Stored records
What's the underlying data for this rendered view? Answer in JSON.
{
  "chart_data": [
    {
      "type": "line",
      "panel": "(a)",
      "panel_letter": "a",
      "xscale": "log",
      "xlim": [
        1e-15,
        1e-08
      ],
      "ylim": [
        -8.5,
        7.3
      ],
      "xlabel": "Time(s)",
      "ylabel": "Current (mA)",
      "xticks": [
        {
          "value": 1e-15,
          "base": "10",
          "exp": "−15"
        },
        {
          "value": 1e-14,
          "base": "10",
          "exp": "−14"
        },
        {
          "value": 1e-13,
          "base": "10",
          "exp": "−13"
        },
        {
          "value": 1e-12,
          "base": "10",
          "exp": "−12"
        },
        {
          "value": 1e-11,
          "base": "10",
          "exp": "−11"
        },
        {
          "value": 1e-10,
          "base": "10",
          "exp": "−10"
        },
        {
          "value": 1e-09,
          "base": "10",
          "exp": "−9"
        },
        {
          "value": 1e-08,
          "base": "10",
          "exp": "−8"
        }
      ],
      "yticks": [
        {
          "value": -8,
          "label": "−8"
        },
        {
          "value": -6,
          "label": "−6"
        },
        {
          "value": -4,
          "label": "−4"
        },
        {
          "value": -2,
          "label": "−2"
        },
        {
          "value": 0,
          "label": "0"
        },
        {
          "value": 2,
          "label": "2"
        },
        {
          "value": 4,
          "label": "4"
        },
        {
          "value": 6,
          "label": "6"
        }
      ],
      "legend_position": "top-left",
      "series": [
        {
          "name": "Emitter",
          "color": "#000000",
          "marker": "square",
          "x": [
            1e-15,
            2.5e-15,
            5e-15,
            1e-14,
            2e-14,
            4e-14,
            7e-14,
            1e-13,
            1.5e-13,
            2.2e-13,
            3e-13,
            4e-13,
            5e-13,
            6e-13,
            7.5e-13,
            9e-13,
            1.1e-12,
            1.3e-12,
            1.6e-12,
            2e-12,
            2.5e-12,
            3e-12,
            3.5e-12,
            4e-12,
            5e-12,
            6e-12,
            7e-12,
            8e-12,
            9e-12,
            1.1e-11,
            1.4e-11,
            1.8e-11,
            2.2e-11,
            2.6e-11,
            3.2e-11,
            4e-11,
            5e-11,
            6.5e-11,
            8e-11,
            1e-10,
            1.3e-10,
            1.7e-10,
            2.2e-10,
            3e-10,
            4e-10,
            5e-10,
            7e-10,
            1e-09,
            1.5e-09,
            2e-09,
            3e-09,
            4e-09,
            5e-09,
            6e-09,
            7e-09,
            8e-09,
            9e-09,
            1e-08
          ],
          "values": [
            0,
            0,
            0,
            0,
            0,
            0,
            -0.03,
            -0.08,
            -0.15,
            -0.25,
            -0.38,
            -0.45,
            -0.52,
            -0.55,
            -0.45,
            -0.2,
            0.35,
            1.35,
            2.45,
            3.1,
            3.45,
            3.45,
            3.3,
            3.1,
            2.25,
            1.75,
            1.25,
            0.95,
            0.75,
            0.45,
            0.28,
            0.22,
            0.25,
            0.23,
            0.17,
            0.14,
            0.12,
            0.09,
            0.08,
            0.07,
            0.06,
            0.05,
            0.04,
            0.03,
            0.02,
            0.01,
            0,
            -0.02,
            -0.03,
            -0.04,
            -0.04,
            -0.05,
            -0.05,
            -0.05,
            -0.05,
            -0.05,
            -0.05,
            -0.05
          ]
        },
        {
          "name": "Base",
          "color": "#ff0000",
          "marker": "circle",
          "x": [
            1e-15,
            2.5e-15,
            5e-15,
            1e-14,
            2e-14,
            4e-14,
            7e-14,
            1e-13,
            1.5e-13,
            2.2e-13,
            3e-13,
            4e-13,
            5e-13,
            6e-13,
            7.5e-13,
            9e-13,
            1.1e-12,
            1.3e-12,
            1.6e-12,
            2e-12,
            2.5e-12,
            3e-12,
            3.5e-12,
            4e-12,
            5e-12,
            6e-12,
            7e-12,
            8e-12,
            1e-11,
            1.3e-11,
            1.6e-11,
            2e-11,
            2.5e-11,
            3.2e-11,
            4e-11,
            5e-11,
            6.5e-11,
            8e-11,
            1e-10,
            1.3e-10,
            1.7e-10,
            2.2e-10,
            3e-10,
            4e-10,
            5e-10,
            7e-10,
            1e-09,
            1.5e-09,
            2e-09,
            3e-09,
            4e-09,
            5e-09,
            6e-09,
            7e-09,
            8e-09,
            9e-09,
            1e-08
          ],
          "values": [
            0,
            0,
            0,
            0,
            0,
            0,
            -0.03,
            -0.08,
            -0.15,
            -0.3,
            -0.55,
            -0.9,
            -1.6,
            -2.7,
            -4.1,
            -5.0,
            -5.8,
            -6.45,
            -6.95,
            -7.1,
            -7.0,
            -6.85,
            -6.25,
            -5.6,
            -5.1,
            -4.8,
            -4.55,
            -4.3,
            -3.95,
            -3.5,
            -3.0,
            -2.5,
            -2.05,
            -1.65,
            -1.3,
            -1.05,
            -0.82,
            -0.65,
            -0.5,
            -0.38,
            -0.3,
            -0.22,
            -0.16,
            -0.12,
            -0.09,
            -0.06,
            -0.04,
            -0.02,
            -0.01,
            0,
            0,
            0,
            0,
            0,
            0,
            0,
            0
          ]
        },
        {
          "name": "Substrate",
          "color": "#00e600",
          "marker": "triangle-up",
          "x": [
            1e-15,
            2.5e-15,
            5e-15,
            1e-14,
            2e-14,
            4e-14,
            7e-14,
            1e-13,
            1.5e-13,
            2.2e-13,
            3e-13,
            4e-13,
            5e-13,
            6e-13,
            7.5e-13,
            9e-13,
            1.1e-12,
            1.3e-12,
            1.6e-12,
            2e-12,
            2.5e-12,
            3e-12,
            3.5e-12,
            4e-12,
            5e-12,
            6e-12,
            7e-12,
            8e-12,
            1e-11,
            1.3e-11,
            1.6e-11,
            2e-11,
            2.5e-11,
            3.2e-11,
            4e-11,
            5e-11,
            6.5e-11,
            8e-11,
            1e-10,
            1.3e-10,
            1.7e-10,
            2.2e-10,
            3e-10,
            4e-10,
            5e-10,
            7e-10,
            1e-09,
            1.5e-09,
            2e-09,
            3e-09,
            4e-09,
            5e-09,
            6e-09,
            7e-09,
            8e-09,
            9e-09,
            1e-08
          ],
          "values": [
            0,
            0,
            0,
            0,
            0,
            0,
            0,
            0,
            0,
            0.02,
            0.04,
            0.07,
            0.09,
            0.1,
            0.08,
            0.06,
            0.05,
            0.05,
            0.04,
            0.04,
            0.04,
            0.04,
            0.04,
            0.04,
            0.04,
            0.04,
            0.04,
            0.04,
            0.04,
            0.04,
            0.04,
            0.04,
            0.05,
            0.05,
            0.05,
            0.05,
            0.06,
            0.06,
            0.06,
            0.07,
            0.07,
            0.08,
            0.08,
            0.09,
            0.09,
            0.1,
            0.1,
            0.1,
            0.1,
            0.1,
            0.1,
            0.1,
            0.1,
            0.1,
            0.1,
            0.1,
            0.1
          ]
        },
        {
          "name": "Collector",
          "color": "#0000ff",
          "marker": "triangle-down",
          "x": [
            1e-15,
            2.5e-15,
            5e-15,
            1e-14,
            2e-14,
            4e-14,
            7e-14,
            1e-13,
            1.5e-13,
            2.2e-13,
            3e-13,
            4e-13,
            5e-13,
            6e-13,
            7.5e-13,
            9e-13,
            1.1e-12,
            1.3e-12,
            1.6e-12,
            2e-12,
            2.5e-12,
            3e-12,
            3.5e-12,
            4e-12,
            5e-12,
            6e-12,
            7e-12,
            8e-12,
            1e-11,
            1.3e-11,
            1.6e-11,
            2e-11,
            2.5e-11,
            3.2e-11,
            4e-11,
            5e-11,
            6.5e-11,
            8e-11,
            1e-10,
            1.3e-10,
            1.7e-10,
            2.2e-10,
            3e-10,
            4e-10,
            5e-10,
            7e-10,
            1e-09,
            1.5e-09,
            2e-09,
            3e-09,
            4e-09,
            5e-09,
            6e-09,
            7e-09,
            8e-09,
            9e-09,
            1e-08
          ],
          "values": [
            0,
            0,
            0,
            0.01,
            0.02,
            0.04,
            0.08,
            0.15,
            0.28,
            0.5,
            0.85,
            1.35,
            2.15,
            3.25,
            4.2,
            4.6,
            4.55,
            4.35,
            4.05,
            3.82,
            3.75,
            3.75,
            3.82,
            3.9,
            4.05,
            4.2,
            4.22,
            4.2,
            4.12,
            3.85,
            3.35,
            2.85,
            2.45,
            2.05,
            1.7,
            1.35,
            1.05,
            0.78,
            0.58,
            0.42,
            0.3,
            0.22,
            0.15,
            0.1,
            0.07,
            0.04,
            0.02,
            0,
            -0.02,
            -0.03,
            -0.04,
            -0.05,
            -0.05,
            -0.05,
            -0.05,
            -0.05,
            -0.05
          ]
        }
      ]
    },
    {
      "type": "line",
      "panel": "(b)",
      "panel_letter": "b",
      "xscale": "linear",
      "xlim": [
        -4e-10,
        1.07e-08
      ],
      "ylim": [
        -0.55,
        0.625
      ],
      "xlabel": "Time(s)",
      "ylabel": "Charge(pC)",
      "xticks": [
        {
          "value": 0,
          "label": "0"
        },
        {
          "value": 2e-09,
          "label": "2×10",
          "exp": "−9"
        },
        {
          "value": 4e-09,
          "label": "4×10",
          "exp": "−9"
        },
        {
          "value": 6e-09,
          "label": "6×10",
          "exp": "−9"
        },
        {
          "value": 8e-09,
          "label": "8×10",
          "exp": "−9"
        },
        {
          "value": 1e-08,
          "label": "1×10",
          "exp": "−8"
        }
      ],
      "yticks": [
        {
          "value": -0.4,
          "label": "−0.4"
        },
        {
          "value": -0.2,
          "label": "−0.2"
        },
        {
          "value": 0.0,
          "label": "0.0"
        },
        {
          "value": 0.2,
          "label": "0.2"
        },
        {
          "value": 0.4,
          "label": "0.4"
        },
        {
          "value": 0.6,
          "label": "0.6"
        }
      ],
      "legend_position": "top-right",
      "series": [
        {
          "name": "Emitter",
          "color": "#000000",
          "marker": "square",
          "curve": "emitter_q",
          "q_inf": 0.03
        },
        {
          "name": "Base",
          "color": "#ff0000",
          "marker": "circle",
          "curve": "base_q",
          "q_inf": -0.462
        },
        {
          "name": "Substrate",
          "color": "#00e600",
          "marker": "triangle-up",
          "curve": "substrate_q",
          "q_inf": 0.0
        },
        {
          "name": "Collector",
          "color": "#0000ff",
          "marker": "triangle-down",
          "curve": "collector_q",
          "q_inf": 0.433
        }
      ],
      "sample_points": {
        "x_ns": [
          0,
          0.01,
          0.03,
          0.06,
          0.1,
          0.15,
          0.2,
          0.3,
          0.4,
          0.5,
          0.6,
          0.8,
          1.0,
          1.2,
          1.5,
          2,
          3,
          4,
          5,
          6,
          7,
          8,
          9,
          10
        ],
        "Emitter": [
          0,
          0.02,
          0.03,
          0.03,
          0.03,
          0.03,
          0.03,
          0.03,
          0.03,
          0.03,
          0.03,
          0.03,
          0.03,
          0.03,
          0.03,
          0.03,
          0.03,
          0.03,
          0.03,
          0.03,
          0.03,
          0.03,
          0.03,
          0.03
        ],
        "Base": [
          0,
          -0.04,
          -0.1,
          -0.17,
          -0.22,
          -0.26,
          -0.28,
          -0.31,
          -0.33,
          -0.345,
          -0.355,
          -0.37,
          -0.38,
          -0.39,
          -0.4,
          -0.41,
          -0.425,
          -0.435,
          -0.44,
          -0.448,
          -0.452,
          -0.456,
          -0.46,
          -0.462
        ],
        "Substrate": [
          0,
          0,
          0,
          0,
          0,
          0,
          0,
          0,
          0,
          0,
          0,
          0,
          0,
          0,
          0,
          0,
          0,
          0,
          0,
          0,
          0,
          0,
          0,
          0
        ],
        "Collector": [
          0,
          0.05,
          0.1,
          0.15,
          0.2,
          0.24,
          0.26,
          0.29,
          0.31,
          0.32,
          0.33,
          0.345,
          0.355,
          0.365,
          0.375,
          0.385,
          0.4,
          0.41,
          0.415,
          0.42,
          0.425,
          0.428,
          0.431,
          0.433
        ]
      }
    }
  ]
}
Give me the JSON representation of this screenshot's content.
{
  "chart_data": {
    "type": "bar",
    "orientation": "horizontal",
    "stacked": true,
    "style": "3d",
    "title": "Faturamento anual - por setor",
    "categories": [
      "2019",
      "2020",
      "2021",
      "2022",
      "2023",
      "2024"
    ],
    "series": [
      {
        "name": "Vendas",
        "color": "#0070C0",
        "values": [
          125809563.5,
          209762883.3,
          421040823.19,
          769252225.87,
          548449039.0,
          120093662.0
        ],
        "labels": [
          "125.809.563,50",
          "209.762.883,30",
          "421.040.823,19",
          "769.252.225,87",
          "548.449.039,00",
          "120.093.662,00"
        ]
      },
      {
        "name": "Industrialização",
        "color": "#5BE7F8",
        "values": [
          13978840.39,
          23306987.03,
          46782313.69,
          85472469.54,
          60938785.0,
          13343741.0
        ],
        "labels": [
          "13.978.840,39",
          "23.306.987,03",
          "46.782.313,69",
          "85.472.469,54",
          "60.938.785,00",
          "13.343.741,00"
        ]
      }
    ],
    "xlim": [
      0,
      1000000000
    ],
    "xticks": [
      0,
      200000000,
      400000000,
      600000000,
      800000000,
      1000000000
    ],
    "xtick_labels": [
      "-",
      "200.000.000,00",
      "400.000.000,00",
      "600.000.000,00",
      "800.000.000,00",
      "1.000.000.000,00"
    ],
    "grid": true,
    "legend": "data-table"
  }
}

(Exercise)
Where a line in the material contains "curve", copy that line.

(Right answer)
          "curve": "emitter_q",
          "curve": "base_q",
          "curve": "substrate_q",
          "curve": "collector_q",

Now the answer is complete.